## Exercise objective
Repeat each record exactly. Any picture gets left out.

>> start Supplied data

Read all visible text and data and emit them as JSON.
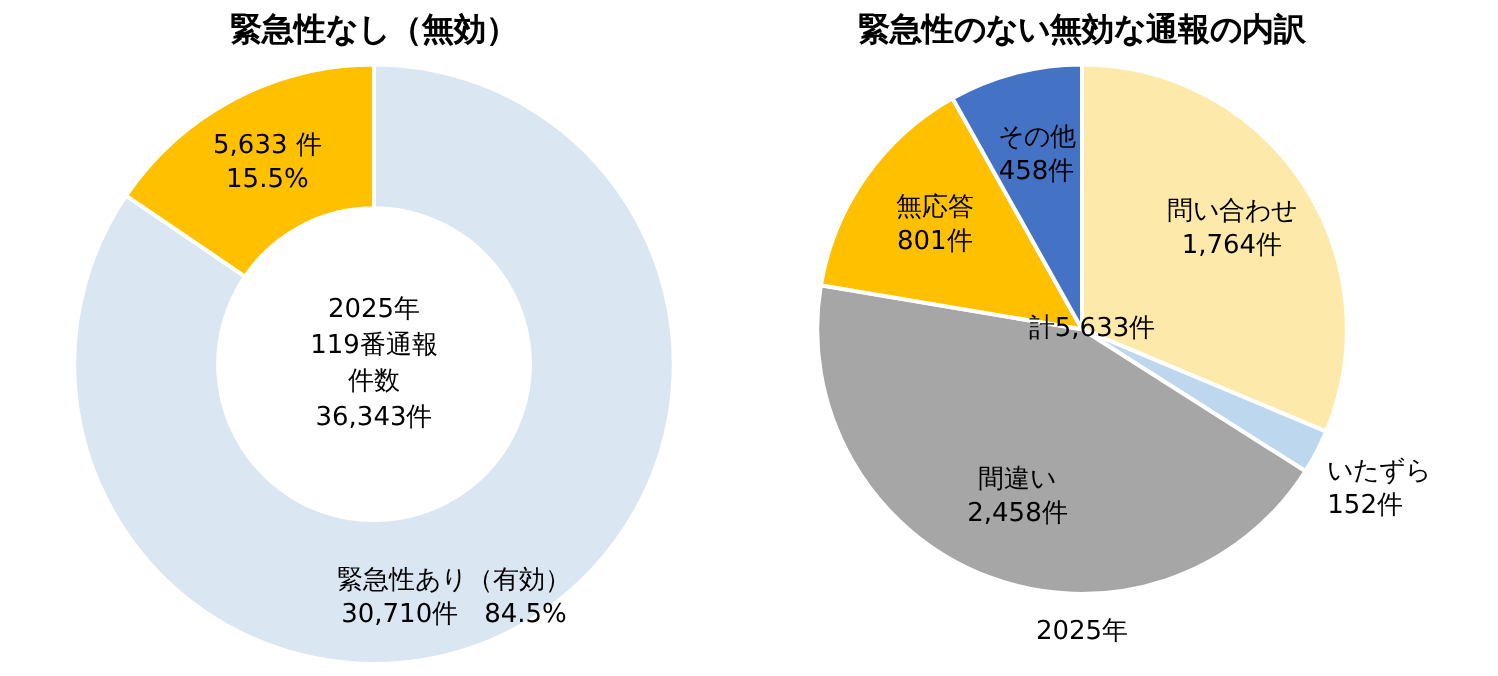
{
  "chart_data": [
    {
      "type": "donut",
      "title": "緊急性なし（無効）",
      "categories": [
        "緊急性あり（有効）",
        null
      ],
      "values": [
        30710,
        5633
      ],
      "colors": [
        "#dae6f2",
        "#ffc000"
      ],
      "value_labels": [
        "30,710件　84.5%",
        "5,633 件\n15.5%"
      ],
      "annotations": [
        "2025年",
        "119番通報",
        "件数",
        "36,343件"
      ],
      "legend": false
    },
    {
      "type": "pie",
      "title": "緊急性のない無効な通報の内訳",
      "categories": [
        "問い合わせ",
        "いたずら",
        "間違い",
        "無応答",
        "その他"
      ],
      "values": [
        1764,
        152,
        2458,
        801,
        458
      ],
      "colors": [
        "#fde9a9",
        "#bdd7ee",
        "#a6a6a6",
        "#ffc000",
        "#4472c4"
      ],
      "value_labels": [
        "1,764件",
        "152件",
        "2,458件",
        "801件",
        "458件"
      ],
      "annotations": [
        "計5,633件",
        "2025年"
      ],
      "legend": false
    }
  ]
}
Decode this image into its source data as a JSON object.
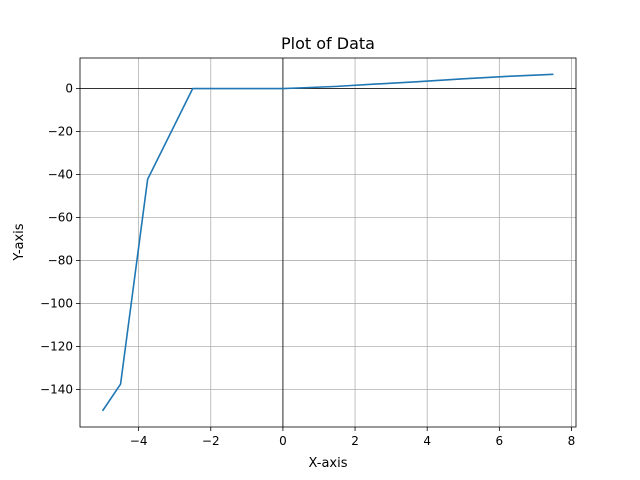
{
  "chart_data": {
    "type": "line",
    "title": "Plot of Data",
    "xlabel": "X-axis",
    "ylabel": "Y-axis",
    "xlim": [
      -5.625,
      8.125
    ],
    "ylim": [
      -157.5,
      14.2
    ],
    "xticks": [
      -4,
      -2,
      0,
      2,
      4,
      6,
      8
    ],
    "xtick_labels": [
      "−4",
      "−2",
      "0",
      "2",
      "4",
      "6",
      "8"
    ],
    "yticks": [
      0,
      -20,
      -40,
      -60,
      -80,
      -100,
      -120,
      -140
    ],
    "ytick_labels": [
      "0",
      "−20",
      "−40",
      "−60",
      "−80",
      "−100",
      "−120",
      "−140"
    ],
    "grid": true,
    "reference_lines": {
      "x": 0,
      "y": 0
    },
    "series": [
      {
        "color": "#1f77b4",
        "x": [
          -5.0,
          -4.5,
          -3.75,
          -2.5,
          0,
          0.5,
          1.5,
          2.5,
          3.75,
          5.0,
          6.25,
          7.5
        ],
        "y": [
          -150,
          -137.5,
          -42.2,
          0,
          0,
          0.3,
          1,
          2,
          3.2,
          4.5,
          5.7,
          6.6
        ]
      }
    ]
  }
}
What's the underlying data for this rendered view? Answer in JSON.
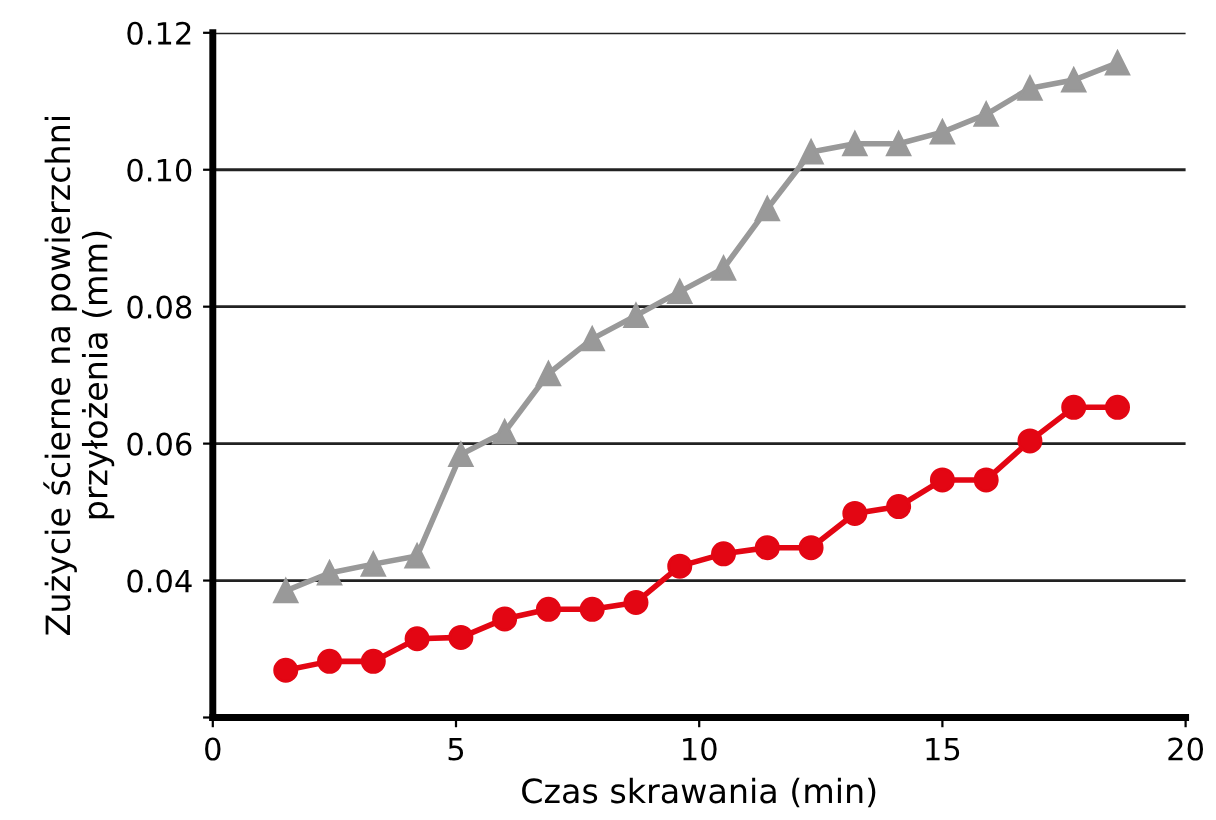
{
  "chart_data": {
    "type": "line",
    "xlabel": "Czas skrawania (min)",
    "ylabel": "Zużycie ścierne na powierzchni\nprzyłożenia (mm)",
    "xlim": [
      0,
      20
    ],
    "xticks": [
      0,
      5,
      10,
      15,
      20
    ],
    "ylim": [
      0.02,
      0.12
    ],
    "yticks": [
      {
        "value": 0.02,
        "label": null
      },
      {
        "value": 0.04,
        "label": "0.04"
      },
      {
        "value": 0.06,
        "label": "0.06"
      },
      {
        "value": 0.08,
        "label": "0.08"
      },
      {
        "value": 0.1,
        "label": "0.10"
      },
      {
        "value": 0.12,
        "label": "0.12"
      }
    ],
    "grid": "y",
    "legend": false,
    "series": [
      {
        "color": "#999999",
        "marker": "triangle",
        "x": [
          1.5,
          2.4,
          3.3,
          4.2,
          5.1,
          6.0,
          6.9,
          7.8,
          8.7,
          9.6,
          10.5,
          11.4,
          12.3,
          13.2,
          14.1,
          15.0,
          15.9,
          16.8,
          17.7,
          18.6
        ],
        "values": [
          0.0385,
          0.0411,
          0.0424,
          0.0436,
          0.0584,
          0.0617,
          0.0702,
          0.0753,
          0.0787,
          0.0822,
          0.0856,
          0.0943,
          0.1026,
          0.1038,
          0.1038,
          0.1055,
          0.1081,
          0.1119,
          0.1131,
          0.1156
        ]
      },
      {
        "color": "#e30613",
        "marker": "circle",
        "x": [
          1.5,
          2.4,
          3.3,
          4.2,
          5.1,
          6.0,
          6.9,
          7.8,
          8.7,
          9.6,
          10.5,
          11.4,
          12.3,
          13.2,
          14.1,
          15.0,
          15.9,
          16.8,
          17.7,
          18.6
        ],
        "values": [
          0.0269,
          0.0282,
          0.0282,
          0.0315,
          0.0317,
          0.0344,
          0.0358,
          0.0358,
          0.0368,
          0.0421,
          0.0439,
          0.0448,
          0.0448,
          0.0498,
          0.0508,
          0.0547,
          0.0547,
          0.0604,
          0.0653,
          0.0653
        ]
      }
    ]
  }
}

>> end Supplied data

## Exercise result
Read all visible text and data and emit them as JSON.
{
  "chart_data": [
    {
      "type": "donut",
      "title": "緊急性なし（無効）",
      "categories": [
        "緊急性あり（有効）",
        null
      ],
      "values": [
        30710,
        5633
      ],
      "colors": [
        "#dae6f2",
        "#ffc000"
      ],
      "value_labels": [
        "30,710件　84.5%",
        "5,633 件\n15.5%"
      ],
      "annotations": [
        "2025年",
        "119番通報",
        "件数",
        "36,343件"
      ],
      "legend": false
    },
    {
      "type": "pie",
      "title": "緊急性のない無効な通報の内訳",
      "categories": [
        "問い合わせ",
        "いたずら",
        "間違い",
        "無応答",
        "その他"
      ],
      "values": [
        1764,
        152,
        2458,
        801,
        458
      ],
      "colors": [
        "#fde9a9",
        "#bdd7ee",
        "#a6a6a6",
        "#ffc000",
        "#4472c4"
      ],
      "value_labels": [
        "1,764件",
        "152件",
        "2,458件",
        "801件",
        "458件"
      ],
      "annotations": [
        "計5,633件",
        "2025年"
      ],
      "legend": false
    }
  ]
}
Decode this image into its source data as a JSON object.
{
  "chart_data": {
    "type": "line",
    "title": "Plot of Data",
    "xlabel": "X-axis",
    "ylabel": "Y-axis",
    "xlim": [
      -5.625,
      8.125
    ],
    "ylim": [
      -157.5,
      14.2
    ],
    "xticks": [
      -4,
      -2,
      0,
      2,
      4,
      6,
      8
    ],
    "xtick_labels": [
      "−4",
      "−2",
      "0",
      "2",
      "4",
      "6",
      "8"
    ],
    "yticks": [
      0,
      -20,
      -40,
      -60,
      -80,
      -100,
      -120,
      -140
    ],
    "ytick_labels": [
      "0",
      "−20",
      "−40",
      "−60",
      "−80",
      "−100",
      "−120",
      "−140"
    ],
    "grid": true,
    "reference_lines": {
      "x": 0,
      "y": 0
    },
    "series": [
      {
        "color": "#1f77b4",
        "x": [
          -5.0,
          -4.5,
          -3.75,
          -2.5,
          0,
          0.5,
          1.5,
          2.5,
          3.75,
          5.0,
          6.25,
          7.5
        ],
        "y": [
          -150,
          -137.5,
          -42.2,
          0,
          0,
          0.3,
          1,
          2,
          3.2,
          4.5,
          5.7,
          6.6
        ]
      }
    ]
  }
}
What's the underlying data for this rendered view? Answer in JSON.
{
  "chart_data": {
    "type": "line",
    "xlabel": "Czas skrawania (min)",
    "ylabel": "Zużycie ścierne na powierzchni\nprzyłożenia (mm)",
    "xlim": [
      0,
      20
    ],
    "xticks": [
      0,
      5,
      10,
      15,
      20
    ],
    "ylim": [
      0.02,
      0.12
    ],
    "yticks": [
      {
        "value": 0.02,
        "label": null
      },
      {
        "value": 0.04,
        "label": "0.04"
      },
      {
        "value": 0.06,
        "label": "0.06"
      },
      {
        "value": 0.08,
        "label": "0.08"
      },
      {
        "value": 0.1,
        "label": "0.10"
      },
      {
        "value": 0.12,
        "label": "0.12"
      }
    ],
    "grid": "y",
    "legend": false,
    "series": [
      {
        "color": "#999999",
        "marker": "triangle",
        "x": [
          1.5,
          2.4,
          3.3,
          4.2,
          5.1,
          6.0,
          6.9,
          7.8,
          8.7,
          9.6,
          10.5,
          11.4,
          12.3,
          13.2,
          14.1,
          15.0,
          15.9,
          16.8,
          17.7,
          18.6
        ],
        "values": [
          0.0385,
          0.0411,
          0.0424,
          0.0436,
          0.0584,
          0.0617,
          0.0702,
          0.0753,
          0.0787,
          0.0822,
          0.0856,
          0.0943,
          0.1026,
          0.1038,
          0.1038,
          0.1055,
          0.1081,
          0.1119,
          0.1131,
          0.1156
        ]
      },
      {
        "color": "#e30613",
        "marker": "circle",
        "x": [
          1.5,
          2.4,
          3.3,
          4.2,
          5.1,
          6.0,
          6.9,
          7.8,
          8.7,
          9.6,
          10.5,
          11.4,
          12.3,
          13.2,
          14.1,
          15.0,
          15.9,
          16.8,
          17.7,
          18.6
        ],
        "values": [
          0.0269,
          0.0282,
          0.0282,
          0.0315,
          0.0317,
          0.0344,
          0.0358,
          0.0358,
          0.0368,
          0.0421,
          0.0439,
          0.0448,
          0.0448,
          0.0498,
          0.0508,
          0.0547,
          0.0547,
          0.0604,
          0.0653,
          0.0653
        ]
      }
    ]
  }
}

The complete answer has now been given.